What the task asks: Reproduce all of the data word for word.

Collected data
******
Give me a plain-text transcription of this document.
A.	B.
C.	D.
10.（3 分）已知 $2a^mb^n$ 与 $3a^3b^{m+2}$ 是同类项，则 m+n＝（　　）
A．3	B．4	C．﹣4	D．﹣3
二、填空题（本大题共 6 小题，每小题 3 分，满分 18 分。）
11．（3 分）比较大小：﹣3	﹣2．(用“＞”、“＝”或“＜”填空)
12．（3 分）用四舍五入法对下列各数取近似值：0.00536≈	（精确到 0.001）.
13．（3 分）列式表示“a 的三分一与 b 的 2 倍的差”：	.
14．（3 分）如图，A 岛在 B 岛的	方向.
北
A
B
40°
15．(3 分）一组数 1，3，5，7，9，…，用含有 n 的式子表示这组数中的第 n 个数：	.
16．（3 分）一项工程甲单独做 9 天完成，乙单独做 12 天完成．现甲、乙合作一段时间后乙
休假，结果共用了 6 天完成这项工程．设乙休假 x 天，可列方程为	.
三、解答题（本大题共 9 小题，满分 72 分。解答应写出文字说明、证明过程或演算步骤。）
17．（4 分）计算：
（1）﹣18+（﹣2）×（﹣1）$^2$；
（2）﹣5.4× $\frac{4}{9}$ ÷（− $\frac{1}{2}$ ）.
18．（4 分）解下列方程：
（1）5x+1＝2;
******
Complete response:
Give me a plain-text transcription of this document.
A.	B.
C.	D.
10.（3 分）已知 $2a^mb^n$ 与 $3a^3b^{m+2}$ 是同类项，则 m+n＝（　　）
A．3	B．4	C．﹣4	D．﹣3
二、填空题（本大题共 6 小题，每小题 3 分，满分 18 分。）
11．（3 分）比较大小：﹣3	﹣2．(用“＞”、“＝”或“＜”填空)
12．（3 分）用四舍五入法对下列各数取近似值：0.00536≈	（精确到 0.001）.
13．（3 分）列式表示“a 的三分一与 b 的 2 倍的差”：	.
14．（3 分）如图，A 岛在 B 岛的	方向.
北
A
B
40°
15．(3 分）一组数 1，3，5，7，9，…，用含有 n 的式子表示这组数中的第 n 个数：	.
16．（3 分）一项工程甲单独做 9 天完成，乙单独做 12 天完成．现甲、乙合作一段时间后乙
休假，结果共用了 6 天完成这项工程．设乙休假 x 天，可列方程为	.
三、解答题（本大题共 9 小题，满分 72 分。解答应写出文字说明、证明过程或演算步骤。）
17．（4 分）计算：
（1）﹣18+（﹣2）×（﹣1）$^2$；
（2）﹣5.4× $\frac{4}{9}$ ÷（− $\frac{1}{2}$ ）.
18．（4 分）解下列方程：
（1）5x+1＝2;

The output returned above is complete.